— start of SOURCE DATA —
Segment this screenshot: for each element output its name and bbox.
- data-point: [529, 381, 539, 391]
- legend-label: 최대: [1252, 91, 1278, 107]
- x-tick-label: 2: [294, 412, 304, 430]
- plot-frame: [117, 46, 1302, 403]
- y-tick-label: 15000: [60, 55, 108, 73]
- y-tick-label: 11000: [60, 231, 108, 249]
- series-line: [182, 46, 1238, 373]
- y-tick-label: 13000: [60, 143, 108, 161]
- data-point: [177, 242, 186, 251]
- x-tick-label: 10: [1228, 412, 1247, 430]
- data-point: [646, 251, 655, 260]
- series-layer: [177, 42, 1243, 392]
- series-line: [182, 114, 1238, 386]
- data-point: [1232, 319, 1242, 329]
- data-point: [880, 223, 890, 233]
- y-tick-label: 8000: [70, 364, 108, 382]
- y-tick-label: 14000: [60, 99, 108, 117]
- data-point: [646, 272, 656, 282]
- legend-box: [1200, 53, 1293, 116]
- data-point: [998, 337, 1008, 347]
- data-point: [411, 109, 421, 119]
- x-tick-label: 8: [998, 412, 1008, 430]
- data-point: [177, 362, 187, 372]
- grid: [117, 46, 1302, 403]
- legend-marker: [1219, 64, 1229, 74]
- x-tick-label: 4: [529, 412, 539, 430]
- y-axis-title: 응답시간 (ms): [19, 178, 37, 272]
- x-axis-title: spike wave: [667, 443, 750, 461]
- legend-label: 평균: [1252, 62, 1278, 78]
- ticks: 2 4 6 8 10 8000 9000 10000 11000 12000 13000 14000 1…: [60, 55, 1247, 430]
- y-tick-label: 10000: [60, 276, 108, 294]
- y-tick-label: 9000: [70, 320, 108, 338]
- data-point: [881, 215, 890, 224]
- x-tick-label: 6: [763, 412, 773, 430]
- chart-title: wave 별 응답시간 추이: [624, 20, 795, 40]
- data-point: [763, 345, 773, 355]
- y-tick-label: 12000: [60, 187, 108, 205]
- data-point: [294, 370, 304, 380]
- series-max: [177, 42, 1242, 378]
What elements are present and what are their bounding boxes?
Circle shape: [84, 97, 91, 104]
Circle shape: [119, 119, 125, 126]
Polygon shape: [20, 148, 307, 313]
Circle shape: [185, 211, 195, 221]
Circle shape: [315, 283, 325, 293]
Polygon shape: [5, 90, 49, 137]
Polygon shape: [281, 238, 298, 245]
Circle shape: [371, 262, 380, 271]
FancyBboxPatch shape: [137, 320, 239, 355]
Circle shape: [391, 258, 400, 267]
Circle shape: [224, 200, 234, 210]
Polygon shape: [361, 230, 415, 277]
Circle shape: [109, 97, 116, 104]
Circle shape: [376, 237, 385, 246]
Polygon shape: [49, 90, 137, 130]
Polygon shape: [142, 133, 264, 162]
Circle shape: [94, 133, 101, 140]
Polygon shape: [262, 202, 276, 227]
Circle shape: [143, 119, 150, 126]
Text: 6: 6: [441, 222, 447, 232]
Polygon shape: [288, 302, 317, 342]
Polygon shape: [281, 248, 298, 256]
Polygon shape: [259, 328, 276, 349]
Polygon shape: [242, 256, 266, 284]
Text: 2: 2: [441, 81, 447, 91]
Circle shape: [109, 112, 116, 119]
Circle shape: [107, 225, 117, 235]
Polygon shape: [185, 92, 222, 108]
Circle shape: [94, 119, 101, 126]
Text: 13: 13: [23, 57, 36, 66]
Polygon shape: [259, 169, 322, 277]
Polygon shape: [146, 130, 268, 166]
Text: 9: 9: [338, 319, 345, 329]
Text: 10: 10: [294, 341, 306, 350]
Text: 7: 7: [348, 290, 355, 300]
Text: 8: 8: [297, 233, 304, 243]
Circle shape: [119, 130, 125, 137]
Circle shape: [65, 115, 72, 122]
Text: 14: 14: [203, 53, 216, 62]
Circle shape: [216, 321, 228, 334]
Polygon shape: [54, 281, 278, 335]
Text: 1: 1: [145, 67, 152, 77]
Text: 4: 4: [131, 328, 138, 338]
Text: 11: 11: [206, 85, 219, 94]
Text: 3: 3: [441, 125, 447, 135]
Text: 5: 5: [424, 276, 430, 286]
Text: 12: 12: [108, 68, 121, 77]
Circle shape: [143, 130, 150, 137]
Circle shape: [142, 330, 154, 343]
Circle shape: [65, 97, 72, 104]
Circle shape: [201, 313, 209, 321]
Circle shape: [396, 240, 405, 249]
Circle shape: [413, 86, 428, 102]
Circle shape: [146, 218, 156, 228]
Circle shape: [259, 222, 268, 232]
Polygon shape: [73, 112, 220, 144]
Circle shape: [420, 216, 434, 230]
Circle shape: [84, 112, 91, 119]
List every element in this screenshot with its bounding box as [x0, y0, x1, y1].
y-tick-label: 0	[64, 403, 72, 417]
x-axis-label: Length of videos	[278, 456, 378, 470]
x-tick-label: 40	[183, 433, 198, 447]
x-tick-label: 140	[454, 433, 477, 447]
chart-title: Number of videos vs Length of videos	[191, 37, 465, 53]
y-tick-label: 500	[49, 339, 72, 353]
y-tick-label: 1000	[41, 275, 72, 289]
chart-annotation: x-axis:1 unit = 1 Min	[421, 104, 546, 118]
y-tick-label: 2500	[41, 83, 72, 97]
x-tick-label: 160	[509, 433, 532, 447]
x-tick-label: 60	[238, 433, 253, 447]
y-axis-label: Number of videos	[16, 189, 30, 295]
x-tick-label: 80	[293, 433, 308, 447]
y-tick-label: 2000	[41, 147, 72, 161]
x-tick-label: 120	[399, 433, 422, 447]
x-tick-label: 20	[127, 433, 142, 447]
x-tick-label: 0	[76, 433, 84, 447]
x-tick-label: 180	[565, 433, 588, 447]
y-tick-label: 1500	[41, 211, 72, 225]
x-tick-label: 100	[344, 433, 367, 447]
— end of SOURCE DATA —
### STATED EXERCISE:
Render everything from the first line of the rows through the line containing "Polygon shape: [5, 90, 49, 137]" as a Markdown table with the columns n and Line. Number each line in n and leave out blank lines.

### EXERCISE ANSWER:
| n | Line |
|---|---|
| 1 | Segment this screenshot: for each element output its name and bbox. |
| 2 | - data-point: [529, 381, 539, 391] |
| 3 | - legend-label: 최대: [1252, 91, 1278, 107] |
| 4 | - x-tick-label: 2: [294, 412, 304, 430] |
| 5 | - plot-frame: [117, 46, 1302, 403] |
| 6 | - y-tick-label: 15000: [60, 55, 108, 73] |
| 7 | - y-tick-label: 11000: [60, 231, 108, 249] |
| 8 | - series-line: [182, 46, 1238, 373] |
| 9 | - y-tick-label: 13000: [60, 143, 108, 161] |
| 10 | - data-point: [177, 242, 186, 251] |
| 11 | - x-tick-label: 10: [1228, 412, 1247, 430] |
| 12 | - data-point: [646, 251, 655, 260] |
| 13 | - series-layer: [177, 42, 1243, 392] |
| 14 | - series-line: [182, 114, 1238, 386] |
| 15 | - data-point: [1232, 319, 1242, 329] |
| 16 | - data-point: [880, 223, 890, 233] |
| 17 | - y-tick-label: 8000: [70, 364, 108, 382] |
| 18 | - y-tick-label: 14000: [60, 99, 108, 117] |
| 19 | - data-point: [646, 272, 656, 282] |
| 20 | - legend-box: [1200, 53, 1293, 116] |
| 21 | - data-point: [998, 337, 1008, 347] |
| 22 | - data-point: [411, 109, 421, 119] |
| 23 | - x-tick-label: 8: [998, 412, 1008, 430] |
| 24 | - data-point: [177, 362, 187, 372] |
| 25 | - grid: [117, 46, 1302, 403] |
| 26 | - legend-marker: [1219, 64, 1229, 74] |
| 27 | - x-tick-label: 4: [529, 412, 539, 430] |
| 28 | - y-axis-title: 응답시간 (ms): [19, 178, 37, 272] |
| 29 | - x-axis-title: spike wave: [667, 443, 750, 461] |
| 30 | - legend-label: 평균: [1252, 62, 1278, 78] |
| 31 | - ticks: 2 4 6 8 10 8000 9000 10000 11000 12000 13000 14000 1…: [60, 55, 1247, 430] |
| 32 | - y-tick-label: 10000: [60, 276, 108, 294] |
| 33 | - y-tick-label: 9000: [70, 320, 108, 338] |
| 34 | - data-point: [881, 215, 890, 224] |
| 35 | - x-tick-label: 6: [763, 412, 773, 430] |
| 36 | - chart-title: wave 별 응답시간 추이: [624, 20, 795, 40] |
| 37 | - data-point: [763, 345, 773, 355] |
| 38 | - y-tick-label: 12000: [60, 187, 108, 205] |
| 39 | - data-point: [294, 370, 304, 380] |
| 40 | - series-max: [177, 42, 1242, 378] |
| 41 | What elements are present and what are their bounding boxes? |
| 42 | Circle shape: [84, 97, 91, 104] |
| 43 | Circle shape: [119, 119, 125, 126] |
| 44 | Polygon shape: [20, 148, 307, 313] |
| 45 | Circle shape: [185, 211, 195, 221] |
| 46 | Circle shape: [315, 283, 325, 293] |
| 47 | Polygon shape: [5, 90, 49, 137] |